_TASK DIRECTIONS_.
For each line that holds "explain", copy the line out.

_Collected data_.
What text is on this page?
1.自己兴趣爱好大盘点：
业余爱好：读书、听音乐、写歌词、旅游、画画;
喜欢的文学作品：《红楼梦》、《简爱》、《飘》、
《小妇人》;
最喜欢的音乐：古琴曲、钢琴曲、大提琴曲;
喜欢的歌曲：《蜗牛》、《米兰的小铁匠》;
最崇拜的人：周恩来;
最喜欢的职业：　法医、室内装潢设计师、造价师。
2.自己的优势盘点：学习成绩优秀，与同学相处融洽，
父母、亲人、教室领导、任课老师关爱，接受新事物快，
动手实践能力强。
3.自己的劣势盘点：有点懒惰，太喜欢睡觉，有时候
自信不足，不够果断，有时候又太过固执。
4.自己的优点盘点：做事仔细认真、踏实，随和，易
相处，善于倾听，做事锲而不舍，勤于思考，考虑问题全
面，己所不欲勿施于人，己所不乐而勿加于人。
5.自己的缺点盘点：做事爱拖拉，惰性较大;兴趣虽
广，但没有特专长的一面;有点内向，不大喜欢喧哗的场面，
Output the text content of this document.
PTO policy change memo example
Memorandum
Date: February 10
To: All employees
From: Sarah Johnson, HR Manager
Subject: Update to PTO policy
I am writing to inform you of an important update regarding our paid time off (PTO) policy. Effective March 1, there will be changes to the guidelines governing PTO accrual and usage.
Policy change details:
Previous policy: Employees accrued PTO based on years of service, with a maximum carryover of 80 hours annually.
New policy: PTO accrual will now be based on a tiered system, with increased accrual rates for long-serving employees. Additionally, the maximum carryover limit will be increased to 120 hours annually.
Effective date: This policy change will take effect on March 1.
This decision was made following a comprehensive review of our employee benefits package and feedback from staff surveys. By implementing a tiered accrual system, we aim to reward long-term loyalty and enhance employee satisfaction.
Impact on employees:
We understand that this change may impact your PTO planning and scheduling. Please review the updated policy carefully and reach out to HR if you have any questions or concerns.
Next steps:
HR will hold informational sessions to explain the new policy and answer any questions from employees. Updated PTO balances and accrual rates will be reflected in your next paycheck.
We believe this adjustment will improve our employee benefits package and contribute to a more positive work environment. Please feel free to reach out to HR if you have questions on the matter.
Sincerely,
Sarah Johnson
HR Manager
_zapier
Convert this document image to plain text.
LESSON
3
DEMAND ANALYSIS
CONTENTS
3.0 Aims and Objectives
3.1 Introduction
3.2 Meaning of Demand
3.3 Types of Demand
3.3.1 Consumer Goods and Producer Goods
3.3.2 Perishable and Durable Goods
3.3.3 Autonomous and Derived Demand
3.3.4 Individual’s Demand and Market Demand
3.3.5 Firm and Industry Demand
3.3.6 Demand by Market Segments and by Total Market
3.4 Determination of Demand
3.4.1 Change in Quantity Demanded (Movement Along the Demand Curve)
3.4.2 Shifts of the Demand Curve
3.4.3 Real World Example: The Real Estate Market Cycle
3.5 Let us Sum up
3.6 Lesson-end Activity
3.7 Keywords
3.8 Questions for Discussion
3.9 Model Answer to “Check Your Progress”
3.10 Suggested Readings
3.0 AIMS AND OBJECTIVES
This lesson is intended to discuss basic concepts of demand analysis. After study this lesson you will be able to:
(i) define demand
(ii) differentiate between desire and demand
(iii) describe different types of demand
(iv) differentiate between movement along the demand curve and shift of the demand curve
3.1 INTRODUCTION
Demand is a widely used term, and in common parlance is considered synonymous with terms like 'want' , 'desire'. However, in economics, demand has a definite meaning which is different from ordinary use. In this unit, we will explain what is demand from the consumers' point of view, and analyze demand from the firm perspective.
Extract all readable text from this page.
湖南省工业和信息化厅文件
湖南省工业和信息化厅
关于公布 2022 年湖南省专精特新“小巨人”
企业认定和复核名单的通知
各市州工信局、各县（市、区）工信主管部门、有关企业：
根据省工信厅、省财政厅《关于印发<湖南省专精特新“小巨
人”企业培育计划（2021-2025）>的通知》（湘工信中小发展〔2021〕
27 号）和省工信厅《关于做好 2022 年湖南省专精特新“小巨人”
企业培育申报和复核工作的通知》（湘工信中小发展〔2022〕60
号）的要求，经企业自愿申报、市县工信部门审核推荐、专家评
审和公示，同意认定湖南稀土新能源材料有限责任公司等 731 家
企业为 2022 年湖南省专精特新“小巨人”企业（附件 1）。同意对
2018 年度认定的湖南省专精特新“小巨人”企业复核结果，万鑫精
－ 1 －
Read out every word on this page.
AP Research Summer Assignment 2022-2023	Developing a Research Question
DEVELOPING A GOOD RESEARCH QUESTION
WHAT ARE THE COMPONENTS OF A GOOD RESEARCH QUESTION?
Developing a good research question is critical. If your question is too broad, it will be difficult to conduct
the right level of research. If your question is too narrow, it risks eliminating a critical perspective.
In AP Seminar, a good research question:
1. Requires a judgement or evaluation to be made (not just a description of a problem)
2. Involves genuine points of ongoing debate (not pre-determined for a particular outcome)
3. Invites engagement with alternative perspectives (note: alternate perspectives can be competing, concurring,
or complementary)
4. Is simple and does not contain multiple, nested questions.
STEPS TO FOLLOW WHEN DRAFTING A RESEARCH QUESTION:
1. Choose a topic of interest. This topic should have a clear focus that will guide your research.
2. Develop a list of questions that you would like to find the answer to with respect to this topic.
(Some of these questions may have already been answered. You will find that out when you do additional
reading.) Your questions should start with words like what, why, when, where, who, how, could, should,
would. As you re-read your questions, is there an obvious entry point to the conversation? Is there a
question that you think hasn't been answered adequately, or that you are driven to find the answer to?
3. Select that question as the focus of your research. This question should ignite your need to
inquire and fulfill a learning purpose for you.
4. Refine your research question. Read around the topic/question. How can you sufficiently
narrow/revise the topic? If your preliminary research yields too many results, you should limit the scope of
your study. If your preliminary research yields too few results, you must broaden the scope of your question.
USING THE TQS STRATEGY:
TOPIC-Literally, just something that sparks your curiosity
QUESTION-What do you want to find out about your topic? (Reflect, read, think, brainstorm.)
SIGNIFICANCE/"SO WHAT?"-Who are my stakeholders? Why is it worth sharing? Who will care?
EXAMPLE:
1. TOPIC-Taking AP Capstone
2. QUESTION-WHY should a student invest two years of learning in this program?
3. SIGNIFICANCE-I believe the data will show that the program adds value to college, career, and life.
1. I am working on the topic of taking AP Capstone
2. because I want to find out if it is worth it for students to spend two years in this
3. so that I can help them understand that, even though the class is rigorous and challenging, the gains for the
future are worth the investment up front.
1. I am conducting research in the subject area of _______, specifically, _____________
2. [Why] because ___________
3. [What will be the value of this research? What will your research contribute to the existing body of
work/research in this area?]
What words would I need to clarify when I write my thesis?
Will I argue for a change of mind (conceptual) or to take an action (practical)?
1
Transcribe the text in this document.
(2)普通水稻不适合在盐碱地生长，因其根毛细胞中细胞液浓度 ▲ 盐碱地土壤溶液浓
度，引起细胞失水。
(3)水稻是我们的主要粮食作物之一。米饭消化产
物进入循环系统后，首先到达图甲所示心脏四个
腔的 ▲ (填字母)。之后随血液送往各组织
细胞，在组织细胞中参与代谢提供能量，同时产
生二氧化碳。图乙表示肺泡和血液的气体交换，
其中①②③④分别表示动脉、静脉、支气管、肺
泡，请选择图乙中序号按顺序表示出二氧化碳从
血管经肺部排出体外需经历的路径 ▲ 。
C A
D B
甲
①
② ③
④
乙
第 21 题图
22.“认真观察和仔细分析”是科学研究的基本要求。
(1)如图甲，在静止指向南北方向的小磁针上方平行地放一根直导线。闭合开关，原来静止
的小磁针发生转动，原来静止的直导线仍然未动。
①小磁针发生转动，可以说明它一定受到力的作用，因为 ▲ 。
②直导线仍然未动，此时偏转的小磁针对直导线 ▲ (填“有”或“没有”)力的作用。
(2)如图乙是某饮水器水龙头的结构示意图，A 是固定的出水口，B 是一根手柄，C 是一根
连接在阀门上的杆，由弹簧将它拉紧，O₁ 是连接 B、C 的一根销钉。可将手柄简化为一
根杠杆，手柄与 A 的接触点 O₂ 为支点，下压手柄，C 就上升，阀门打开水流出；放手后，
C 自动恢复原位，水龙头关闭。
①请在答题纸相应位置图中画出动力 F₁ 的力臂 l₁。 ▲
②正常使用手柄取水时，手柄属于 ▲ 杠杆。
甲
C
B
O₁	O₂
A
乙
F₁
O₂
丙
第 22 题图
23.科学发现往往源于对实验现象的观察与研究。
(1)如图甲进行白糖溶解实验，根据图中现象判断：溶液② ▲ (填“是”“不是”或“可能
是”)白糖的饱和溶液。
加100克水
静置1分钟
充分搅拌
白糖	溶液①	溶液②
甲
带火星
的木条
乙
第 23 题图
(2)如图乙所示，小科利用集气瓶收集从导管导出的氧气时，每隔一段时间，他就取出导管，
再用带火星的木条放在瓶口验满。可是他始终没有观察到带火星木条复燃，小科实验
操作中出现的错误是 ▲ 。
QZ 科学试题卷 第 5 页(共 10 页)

_RESULT FOR THIS EXERCISE_.
HR will hold informational sessions to explain the new policy and answer any questions from employees. Updated PTO balances and accrual rates will be reflected in your next paycheck.
Demand is a widely used term, and in common parlance is considered synonymous with terms like 'want' , 'desire'. However, in economics, demand has a definite meaning which is different from ordinary use. In this unit, we will explain what is demand from the consumers' point of view, and analyze demand from the firm perspective.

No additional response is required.